### Exercise aim
Using the records provided below, locate and copy each line that contains the word "JSON".
## start
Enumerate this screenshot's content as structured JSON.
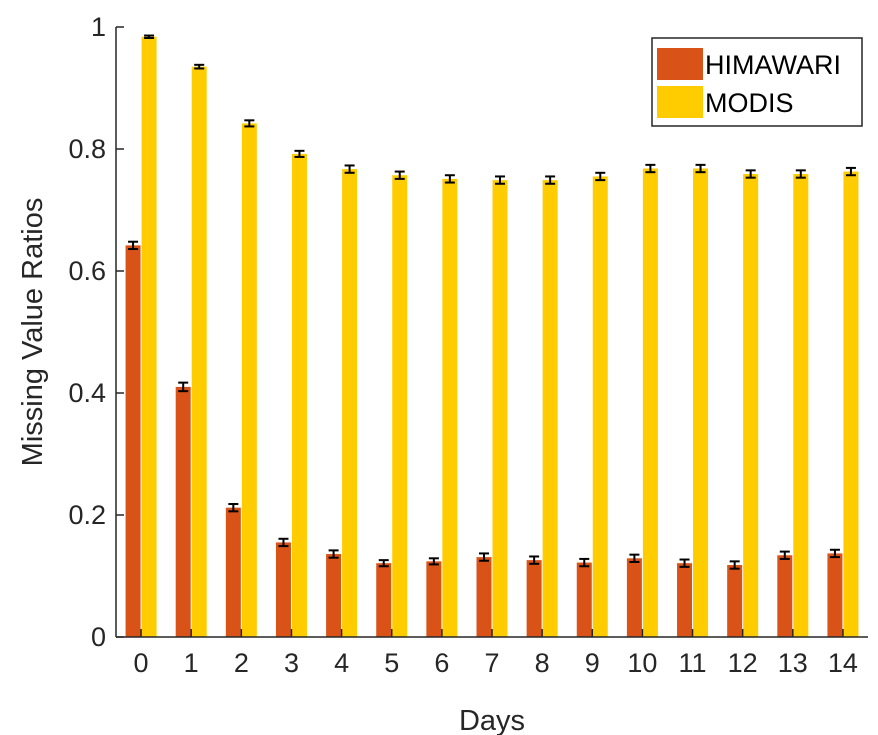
{
  "chart_data": {
    "type": "bar",
    "xlabel": "Days",
    "ylabel": "Missing Value Ratios",
    "ylim": [
      0,
      1
    ],
    "yticks": [
      0,
      0.2,
      0.4,
      0.6,
      0.8,
      1
    ],
    "ytick_labels": [
      "0",
      "0.2",
      "0.4",
      "0.6",
      "0.8",
      "1"
    ],
    "categories": [
      "0",
      "1",
      "2",
      "3",
      "4",
      "5",
      "6",
      "7",
      "8",
      "9",
      "10",
      "11",
      "12",
      "13",
      "14"
    ],
    "grid": false,
    "legend_position": "top-right",
    "series": [
      {
        "name": "HIMAWARI",
        "color": "#D95319",
        "values": [
          0.642,
          0.41,
          0.212,
          0.155,
          0.136,
          0.121,
          0.124,
          0.131,
          0.126,
          0.122,
          0.129,
          0.121,
          0.118,
          0.134,
          0.137
        ],
        "errors": [
          0.006,
          0.007,
          0.006,
          0.006,
          0.006,
          0.005,
          0.005,
          0.006,
          0.006,
          0.006,
          0.006,
          0.006,
          0.006,
          0.006,
          0.006
        ]
      },
      {
        "name": "MODIS",
        "color": "#FFCC00",
        "values": [
          0.984,
          0.935,
          0.842,
          0.792,
          0.767,
          0.757,
          0.751,
          0.749,
          0.749,
          0.755,
          0.768,
          0.768,
          0.759,
          0.759,
          0.763
        ],
        "errors": [
          0.002,
          0.003,
          0.005,
          0.005,
          0.006,
          0.006,
          0.006,
          0.006,
          0.006,
          0.006,
          0.006,
          0.006,
          0.006,
          0.006,
          0.006
        ]
      }
    ]
  }
}
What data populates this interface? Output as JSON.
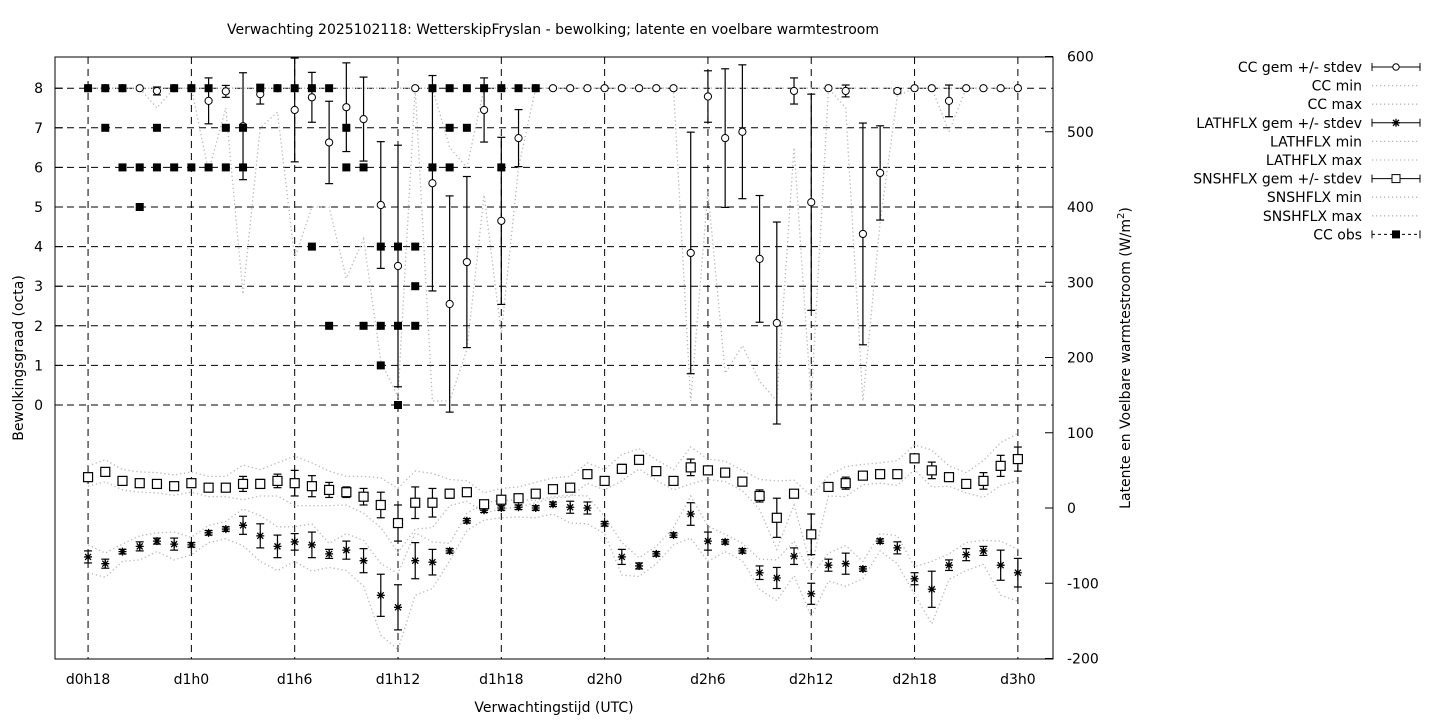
## end
### Problem solution
Enumerate this screenshot's content as structured JSON.
What data populates this interface? Output as JSON.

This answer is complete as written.